* [Document passage]:
=====
The defenders of Charlie qua Charlie by and large are proud moderns. They defend free speech, and satire, and "Liberty and Laughter" as the headline for Simon Schama's piece in the FT puts it, without noting the obvious, that Europeans don't have what we would call freedom of speech. The US is an exception, as Eric Posner, (see above), Leiter and others like to remind us. But even then we're stuck responding to absurd arguments. I've gone over this enough.
And I've repeated this paragraph too, but it's appropriate.
It says something about the decline of this country that a specialist in Middle East Studies writing about Kuwait gives a better defense of free speech than a professor of American constitutional law does writing about The U.S. 
Under hate speech laws only the powerful judge who has freedom and who doesn't.

"Under French law, the magazine could run cartoons mocking Islam, but it could not run cartoons mocking the Holocaust."
Charlie Hebdo: A Testimony From Paris
Charlie Hebdo were immensely popular among the French: not as stars of the media, nor as towering intellectuals, but as good pals living next door, the kind of friends you were always happy to come across at the café downstairs for a good laugh, for an unbridled exchange of jokes on the latest events in French and world politics: the bigger the better, good or bad taste did not matter.
"François Nicoullaud's diplomatic career (1964 to 2005) brought him to New York, Chile, Berlin, Bombay, and finally to Budapest and Tehran as French ambassador."

I never would have guessed.

France is officially color-blind: since the revolution under the principle of jus soli, the right of soil; there's no recognition of a French ethnicity. Germany began to weaken jus sanguinis, the right of blood, only in 2000.  Racism in France is ubiquitous but it's shaded by power: the arrogance of proud rationalists in the face of superstition and "backwardness". I grew up in a black neighborhood and knew the constant small humiliations my friends felt. But add to those the friendly smiles that say, here it's not about race, while doubling down on the moral superiority that everywhere comes too easily with education. I asked a friend, a daughter of immigrants to France, and she said Charlie Hebdo attacked everyone, but promoted racism and anti-semitism "under the cover of humor".
=====
* [Data shown]:
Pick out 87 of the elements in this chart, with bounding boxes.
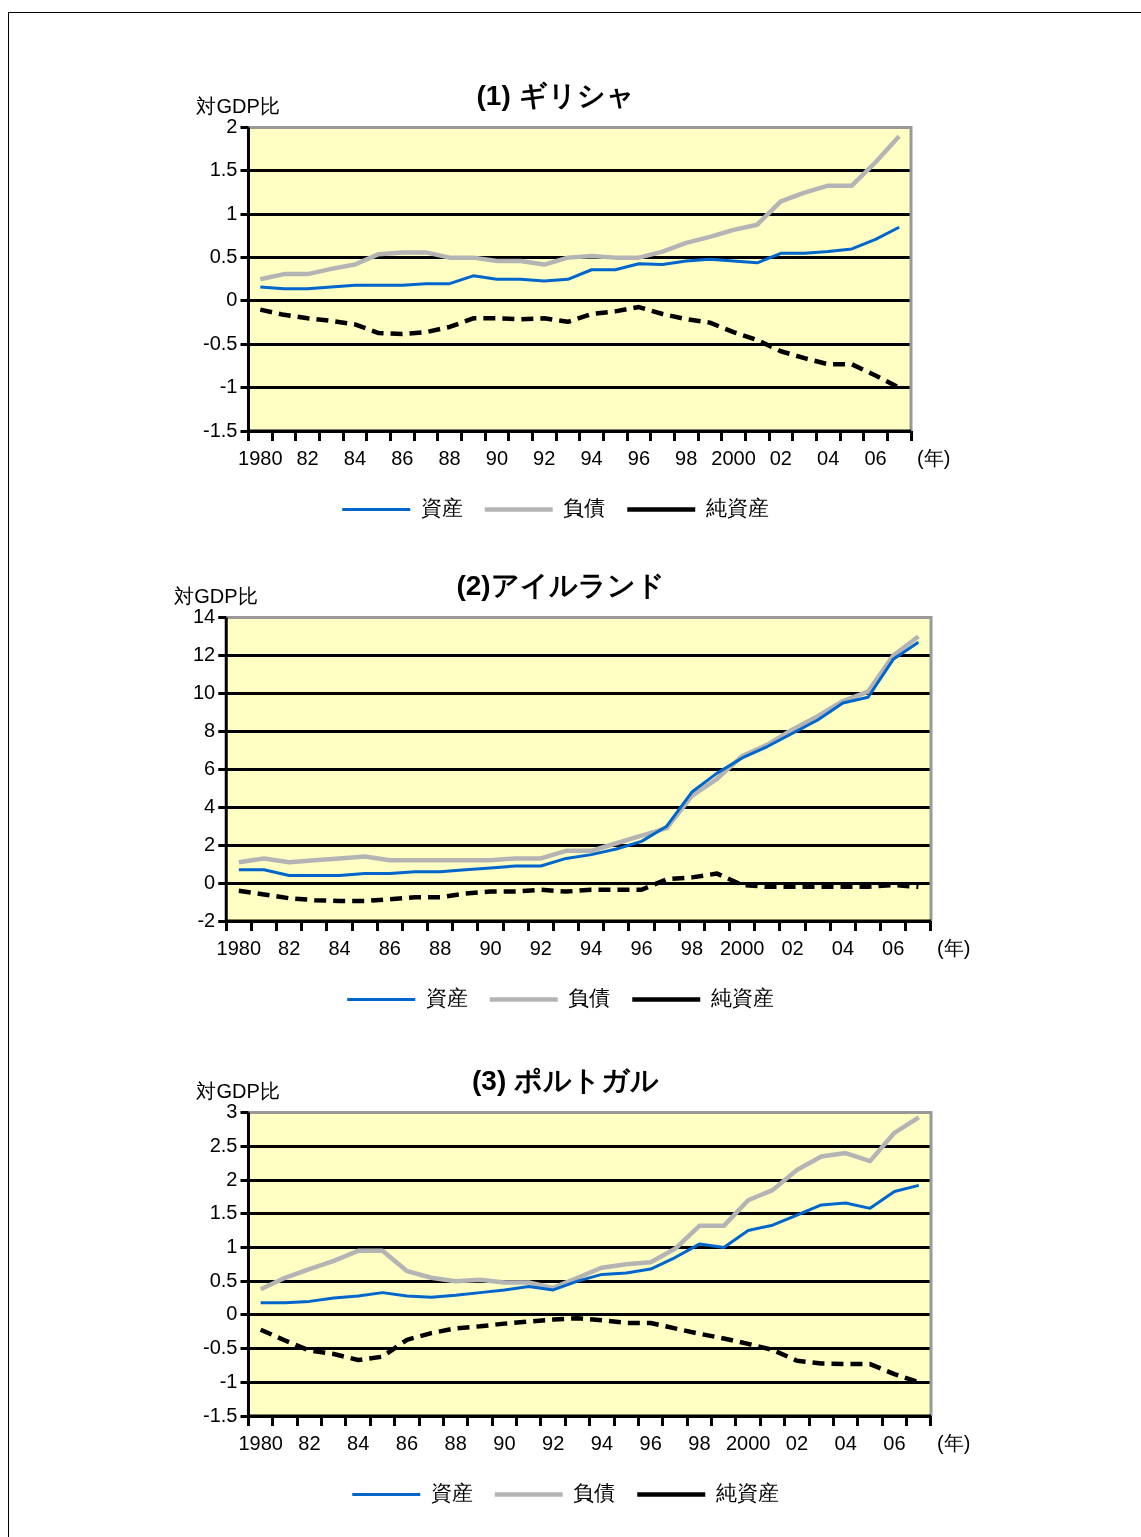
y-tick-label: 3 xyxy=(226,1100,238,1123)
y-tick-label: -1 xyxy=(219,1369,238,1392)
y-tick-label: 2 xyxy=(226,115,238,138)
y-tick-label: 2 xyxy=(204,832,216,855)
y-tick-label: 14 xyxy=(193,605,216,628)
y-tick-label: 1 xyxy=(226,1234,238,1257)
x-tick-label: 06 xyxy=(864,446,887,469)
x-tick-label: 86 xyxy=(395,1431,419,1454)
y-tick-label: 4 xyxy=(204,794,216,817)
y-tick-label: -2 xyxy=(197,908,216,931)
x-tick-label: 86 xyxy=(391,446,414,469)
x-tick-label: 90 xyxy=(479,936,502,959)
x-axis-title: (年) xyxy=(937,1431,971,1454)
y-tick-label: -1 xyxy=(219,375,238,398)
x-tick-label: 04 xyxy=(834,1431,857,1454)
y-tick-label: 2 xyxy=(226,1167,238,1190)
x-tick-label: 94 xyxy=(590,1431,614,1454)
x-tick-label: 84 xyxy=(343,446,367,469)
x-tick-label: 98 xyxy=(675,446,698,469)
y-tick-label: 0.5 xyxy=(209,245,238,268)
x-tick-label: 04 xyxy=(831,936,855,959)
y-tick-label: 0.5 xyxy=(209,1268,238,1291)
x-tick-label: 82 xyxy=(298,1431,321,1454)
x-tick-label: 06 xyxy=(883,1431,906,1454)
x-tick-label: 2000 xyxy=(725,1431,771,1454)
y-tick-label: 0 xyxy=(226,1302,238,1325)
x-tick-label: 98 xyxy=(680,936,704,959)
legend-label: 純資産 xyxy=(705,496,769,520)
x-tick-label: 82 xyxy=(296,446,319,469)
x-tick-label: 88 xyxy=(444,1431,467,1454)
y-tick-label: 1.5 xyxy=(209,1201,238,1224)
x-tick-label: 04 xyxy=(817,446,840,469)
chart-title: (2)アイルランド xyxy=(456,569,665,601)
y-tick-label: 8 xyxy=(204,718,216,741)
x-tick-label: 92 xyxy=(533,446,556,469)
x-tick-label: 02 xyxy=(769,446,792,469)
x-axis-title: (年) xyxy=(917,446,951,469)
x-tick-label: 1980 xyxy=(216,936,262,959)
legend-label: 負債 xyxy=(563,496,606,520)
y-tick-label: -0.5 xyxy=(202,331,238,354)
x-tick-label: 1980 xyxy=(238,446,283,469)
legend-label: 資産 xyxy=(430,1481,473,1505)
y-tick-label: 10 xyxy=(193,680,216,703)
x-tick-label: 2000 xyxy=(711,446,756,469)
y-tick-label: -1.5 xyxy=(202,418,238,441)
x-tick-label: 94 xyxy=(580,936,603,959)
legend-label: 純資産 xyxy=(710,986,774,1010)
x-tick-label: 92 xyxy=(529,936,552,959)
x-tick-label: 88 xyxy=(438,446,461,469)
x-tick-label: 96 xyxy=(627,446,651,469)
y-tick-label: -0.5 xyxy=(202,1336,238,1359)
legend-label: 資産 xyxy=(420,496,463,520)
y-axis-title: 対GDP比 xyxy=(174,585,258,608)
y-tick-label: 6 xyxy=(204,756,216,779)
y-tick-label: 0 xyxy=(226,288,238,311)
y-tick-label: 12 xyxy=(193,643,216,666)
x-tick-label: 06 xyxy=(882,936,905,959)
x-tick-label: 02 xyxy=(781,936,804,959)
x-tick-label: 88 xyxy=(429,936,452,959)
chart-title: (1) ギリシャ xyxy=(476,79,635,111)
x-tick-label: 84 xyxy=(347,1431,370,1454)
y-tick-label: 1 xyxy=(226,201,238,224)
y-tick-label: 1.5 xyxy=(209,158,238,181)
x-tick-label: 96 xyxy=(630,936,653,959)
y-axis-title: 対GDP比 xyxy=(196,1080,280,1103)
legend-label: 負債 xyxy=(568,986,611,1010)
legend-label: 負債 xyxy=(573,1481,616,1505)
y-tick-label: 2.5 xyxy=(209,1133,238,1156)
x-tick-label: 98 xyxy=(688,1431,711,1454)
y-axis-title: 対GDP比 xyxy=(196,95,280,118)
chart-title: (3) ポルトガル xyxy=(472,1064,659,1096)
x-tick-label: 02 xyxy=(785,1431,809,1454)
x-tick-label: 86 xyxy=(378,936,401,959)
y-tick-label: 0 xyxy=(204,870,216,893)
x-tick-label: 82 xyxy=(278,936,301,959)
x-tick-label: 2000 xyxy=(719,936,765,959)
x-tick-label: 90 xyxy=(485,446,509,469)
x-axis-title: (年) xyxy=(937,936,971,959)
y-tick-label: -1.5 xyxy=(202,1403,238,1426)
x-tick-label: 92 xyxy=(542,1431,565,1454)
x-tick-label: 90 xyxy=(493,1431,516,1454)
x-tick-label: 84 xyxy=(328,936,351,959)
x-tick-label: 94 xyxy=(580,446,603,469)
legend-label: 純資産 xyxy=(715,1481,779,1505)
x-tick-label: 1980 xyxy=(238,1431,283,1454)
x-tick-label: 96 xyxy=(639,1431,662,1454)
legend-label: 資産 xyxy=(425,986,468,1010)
=====
* [Work to complete]:
Quote the passage on Charlie Hebdo word for word from "And I've repeated" to "writing about The U.S.".

* [In response]:
And I've repeated this paragraph too, but it's appropriate.
It says something about the decline of this country that a specialist in Middle East Studies writing about Kuwait gives a better defense of free speech than a professor of American constitutional law does writing about The U.S.